• **Excerpted text**:
- - - - -

Want Help Cracking FAANG?

(Then click this)

×
Back to Question Bank

471. Encode String with Shortest Length - Leetcode Solution

Problem Description

Given a non-empty string s, encode it such that its encoded length is as short as possible. The encoding rule is: k[encoded_string], where the encoded_string inside the square brackets is repeated exactly k times. If encoding does not make the string shorter, return the original string.

For example, "aaa" can be encoded as "3[a]" but since "3[a]" is not shorter than "aaa", we keep the original. However, "aaaaa" can be encoded as "5[a]".

  • Input: a string s (1 ≤ s.length ≤ 160)
  • Output: the shortest encoded string possible using the above rule

The encoding must be valid and use the format k[encoded_string] for repeated substrings, and you may use encoding recursively within encoded_string.

Thought Process

At first glance, we might think of simply finding repeated substrings and compressing them. However, the challenge is that repetitions can be nested, and sometimes encoding a substring recursively can result in a shorter overall encoding. Brute-force approaches, such as trying every possible substring and encoding, would be too slow for large strings.

To optimize, we can use dynamic programming. The idea is to build up solutions for shorter substrings and use them to solve for longer substrings. For every substring, we try all possible splits and all possible repeated patterns, and choose the shortest encoding at each step.

This approach is similar to solving the "word break" problem or optimal matrix chain multiplication, where we build up from small to large segments.

Solution Approach

  • Dynamic Programming Table: We define dp[i][j] as the shortest encoded string for substring s[i:j+1].
  • Base Case: For substrings of length 1, the encoding is the character itself.
  • Splitting: For each substring s[i:j+1], try every split point k between i and j and set dp[i][j] as the minimum of dp[i][k] + dp[k+1][j].
  • Pattern Search: For each substring, check if it can be represented as multiple repeats of a smaller substring. If so, encode it as repeat_count[encoded_pattern] where encoded_pattern is the shortest encoding of that smaller substring.
  • Choosing Minimum: For each substring, select the shortest among the original, all splits, and all encodings.
  • Return: The answer is dp[0][n-1] (the shortest encoding for the whole string).

The DP approach ensures that all possible encodings are considered, and by always selecting the shortest, we guarantee the optimal solution.

- - - - -

• **Supplied entries**:
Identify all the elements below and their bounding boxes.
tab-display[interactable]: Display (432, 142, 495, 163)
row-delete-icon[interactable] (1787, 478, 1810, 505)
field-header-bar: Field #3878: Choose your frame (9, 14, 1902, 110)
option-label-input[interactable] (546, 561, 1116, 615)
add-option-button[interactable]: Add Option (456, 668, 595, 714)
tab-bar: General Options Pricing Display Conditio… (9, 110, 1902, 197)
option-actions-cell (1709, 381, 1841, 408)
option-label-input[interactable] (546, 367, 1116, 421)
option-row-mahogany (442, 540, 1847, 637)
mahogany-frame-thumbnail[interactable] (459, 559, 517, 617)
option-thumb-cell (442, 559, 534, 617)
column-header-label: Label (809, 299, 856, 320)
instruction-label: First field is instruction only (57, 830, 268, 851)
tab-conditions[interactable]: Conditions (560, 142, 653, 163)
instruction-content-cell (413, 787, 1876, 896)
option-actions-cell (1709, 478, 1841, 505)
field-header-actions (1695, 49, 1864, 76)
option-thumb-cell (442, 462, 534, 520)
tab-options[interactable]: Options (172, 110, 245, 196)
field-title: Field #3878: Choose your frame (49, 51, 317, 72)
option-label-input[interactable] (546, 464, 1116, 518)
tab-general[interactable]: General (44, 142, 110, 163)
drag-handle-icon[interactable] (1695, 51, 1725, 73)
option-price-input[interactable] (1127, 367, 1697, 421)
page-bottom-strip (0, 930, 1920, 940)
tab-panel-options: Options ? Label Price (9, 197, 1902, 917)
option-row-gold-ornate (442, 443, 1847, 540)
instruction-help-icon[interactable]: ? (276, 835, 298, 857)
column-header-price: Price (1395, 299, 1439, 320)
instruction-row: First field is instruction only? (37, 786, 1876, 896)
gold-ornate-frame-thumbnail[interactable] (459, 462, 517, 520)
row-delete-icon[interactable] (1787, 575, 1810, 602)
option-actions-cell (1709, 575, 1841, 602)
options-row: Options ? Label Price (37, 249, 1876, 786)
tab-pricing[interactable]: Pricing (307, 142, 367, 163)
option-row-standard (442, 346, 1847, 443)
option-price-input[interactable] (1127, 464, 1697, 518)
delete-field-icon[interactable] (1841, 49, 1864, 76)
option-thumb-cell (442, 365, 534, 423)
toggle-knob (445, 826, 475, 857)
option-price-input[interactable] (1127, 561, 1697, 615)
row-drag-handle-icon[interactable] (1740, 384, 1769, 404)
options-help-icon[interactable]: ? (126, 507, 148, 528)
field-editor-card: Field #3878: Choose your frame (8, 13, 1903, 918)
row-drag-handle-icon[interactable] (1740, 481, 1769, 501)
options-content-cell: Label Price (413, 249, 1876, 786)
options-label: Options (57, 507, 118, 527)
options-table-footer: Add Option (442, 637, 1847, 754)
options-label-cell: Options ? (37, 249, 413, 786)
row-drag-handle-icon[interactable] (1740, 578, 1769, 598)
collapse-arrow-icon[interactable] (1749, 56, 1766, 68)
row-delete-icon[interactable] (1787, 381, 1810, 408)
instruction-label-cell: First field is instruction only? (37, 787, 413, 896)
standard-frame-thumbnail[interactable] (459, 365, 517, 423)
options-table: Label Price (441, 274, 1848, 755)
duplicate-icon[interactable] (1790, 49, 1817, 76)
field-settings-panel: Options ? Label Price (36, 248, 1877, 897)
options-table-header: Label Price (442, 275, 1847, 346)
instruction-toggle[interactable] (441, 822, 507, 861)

- - - - -

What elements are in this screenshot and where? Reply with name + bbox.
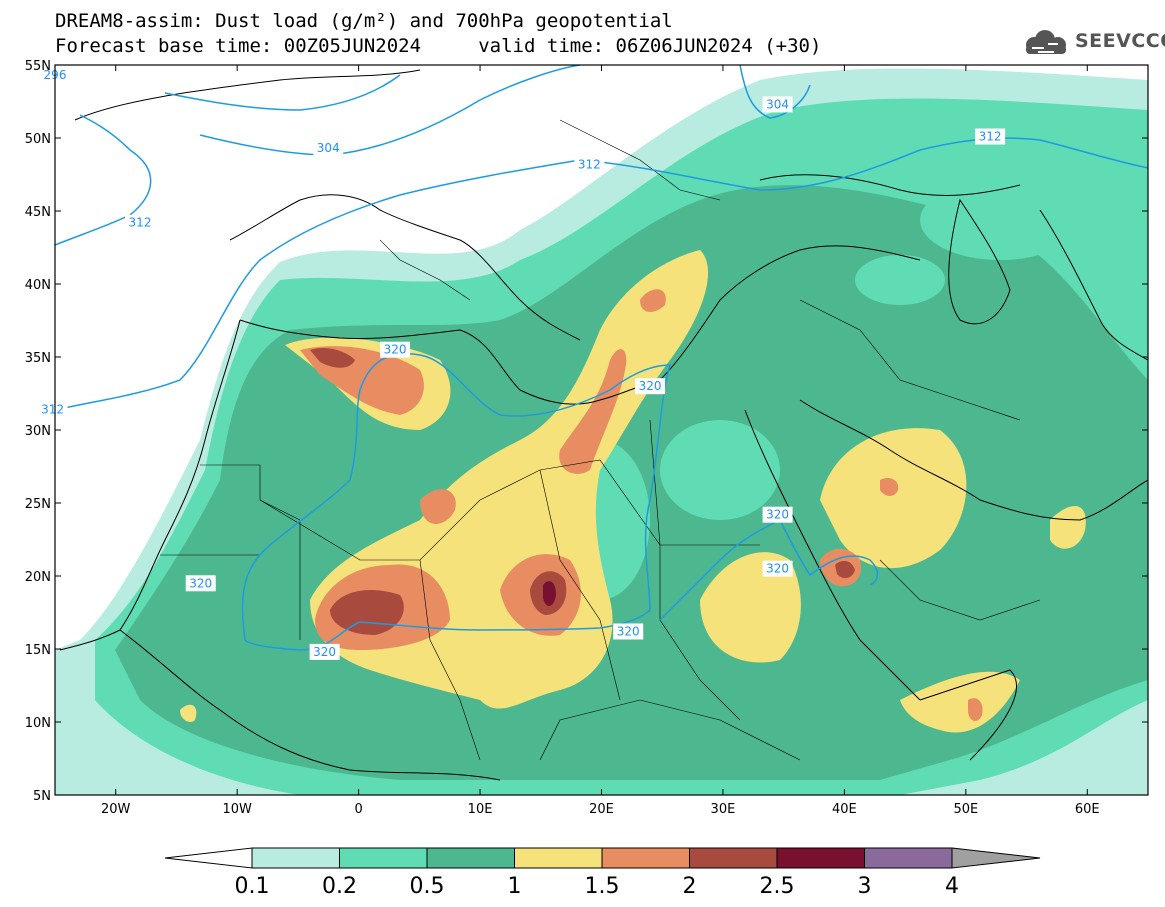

- - - - -

• **Instructions to follow**:
In the text on encoding a string with the shortest length, why is the dynamic programming approach guaranteed to give the optimal result? Explain in one to three sentences.

• **Solution for this task**:
The dynamic programming approach considers every possible encoding of each substring: the original, every split, and every repeated-pattern encoding. Because it always keeps the shortest of these, the final answer dp[0][n-1] is guaranteed to be optimal.